▸ **Your task**
Restate the complete material exactly.

▸ **Entries shown**
[BEGIN]

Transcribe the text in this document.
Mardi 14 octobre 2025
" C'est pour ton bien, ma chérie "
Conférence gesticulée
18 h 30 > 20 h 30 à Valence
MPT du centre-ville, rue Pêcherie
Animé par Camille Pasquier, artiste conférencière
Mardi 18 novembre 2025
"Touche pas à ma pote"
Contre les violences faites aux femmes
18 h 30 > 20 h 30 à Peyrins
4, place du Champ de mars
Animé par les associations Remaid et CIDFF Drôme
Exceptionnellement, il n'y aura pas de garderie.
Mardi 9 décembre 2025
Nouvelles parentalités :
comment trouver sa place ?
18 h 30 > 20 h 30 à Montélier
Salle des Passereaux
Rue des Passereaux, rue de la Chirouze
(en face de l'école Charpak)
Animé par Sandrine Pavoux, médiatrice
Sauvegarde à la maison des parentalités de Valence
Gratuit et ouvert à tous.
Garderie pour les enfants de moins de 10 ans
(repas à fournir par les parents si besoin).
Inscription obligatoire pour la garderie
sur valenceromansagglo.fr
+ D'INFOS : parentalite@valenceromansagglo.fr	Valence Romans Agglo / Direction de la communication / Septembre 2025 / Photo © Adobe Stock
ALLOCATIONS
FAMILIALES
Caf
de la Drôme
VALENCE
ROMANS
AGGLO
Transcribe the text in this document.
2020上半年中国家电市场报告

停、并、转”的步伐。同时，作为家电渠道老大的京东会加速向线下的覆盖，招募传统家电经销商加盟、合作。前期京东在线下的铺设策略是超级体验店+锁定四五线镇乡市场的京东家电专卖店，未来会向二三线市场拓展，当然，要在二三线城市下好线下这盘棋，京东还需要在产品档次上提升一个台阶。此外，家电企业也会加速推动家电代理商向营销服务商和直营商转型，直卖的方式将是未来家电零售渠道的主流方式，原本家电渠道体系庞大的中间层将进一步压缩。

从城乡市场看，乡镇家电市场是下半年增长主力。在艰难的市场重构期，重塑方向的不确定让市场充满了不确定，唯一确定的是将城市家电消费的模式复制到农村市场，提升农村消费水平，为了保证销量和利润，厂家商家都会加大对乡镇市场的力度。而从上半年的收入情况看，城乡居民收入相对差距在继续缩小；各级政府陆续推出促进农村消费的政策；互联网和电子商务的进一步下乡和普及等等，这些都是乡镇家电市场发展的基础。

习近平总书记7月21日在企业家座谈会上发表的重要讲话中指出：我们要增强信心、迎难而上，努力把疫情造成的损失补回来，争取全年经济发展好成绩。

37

[END]

▸ **Complete response**
Transcribe the text in this document.
Mardi 14 octobre 2025
" C'est pour ton bien, ma chérie "
Conférence gesticulée
18 h 30 > 20 h 30 à Valence
MPT du centre-ville, rue Pêcherie
Animé par Camille Pasquier, artiste conférencière
Mardi 18 novembre 2025
"Touche pas à ma pote"
Contre les violences faites aux femmes
18 h 30 > 20 h 30 à Peyrins
4, place du Champ de mars
Animé par les associations Remaid et CIDFF Drôme
Exceptionnellement, il n'y aura pas de garderie.
Mardi 9 décembre 2025
Nouvelles parentalités :
comment trouver sa place ?
18 h 30 > 20 h 30 à Montélier
Salle des Passereaux
Rue des Passereaux, rue de la Chirouze
(en face de l'école Charpak)
Animé par Sandrine Pavoux, médiatrice
Sauvegarde à la maison des parentalités de Valence
Gratuit et ouvert à tous.
Garderie pour les enfants de moins de 10 ans
(repas à fournir par les parents si besoin).
Inscription obligatoire pour la garderie
sur valenceromansagglo.fr
+ D'INFOS : parentalite@valenceromansagglo.fr	Valence Romans Agglo / Direction de la communication / Septembre 2025 / Photo © Adobe Stock
ALLOCATIONS
FAMILIALES
Caf
de la Drôme
VALENCE
ROMANS
AGGLO
Transcribe the text in this document.
2020上半年中国家电市场报告

停、并、转”的步伐。同时，作为家电渠道老大的京东会加速向线下的覆盖，招募传统家电经销商加盟、合作。前期京东在线下的铺设策略是超级体验店+锁定四五线镇乡市场的京东家电专卖店，未来会向二三线市场拓展，当然，要在二三线城市下好线下这盘棋，京东还需要在产品档次上提升一个台阶。此外，家电企业也会加速推动家电代理商向营销服务商和直营商转型，直卖的方式将是未来家电零售渠道的主流方式，原本家电渠道体系庞大的中间层将进一步压缩。

从城乡市场看，乡镇家电市场是下半年增长主力。在艰难的市场重构期，重塑方向的不确定让市场充满了不确定，唯一确定的是将城市家电消费的模式复制到农村市场，提升农村消费水平，为了保证销量和利润，厂家商家都会加大对乡镇市场的力度。而从上半年的收入情况看，城乡居民收入相对差距在继续缩小；各级政府陆续推出促进农村消费的政策；互联网和电子商务的进一步下乡和普及等等，这些都是乡镇家电市场发展的基础。

习近平总书记7月21日在企业家座谈会上发表的重要讲话中指出：我们要增强信心、迎难而上，努力把疫情造成的损失补回来，争取全年经济发展好成绩。

37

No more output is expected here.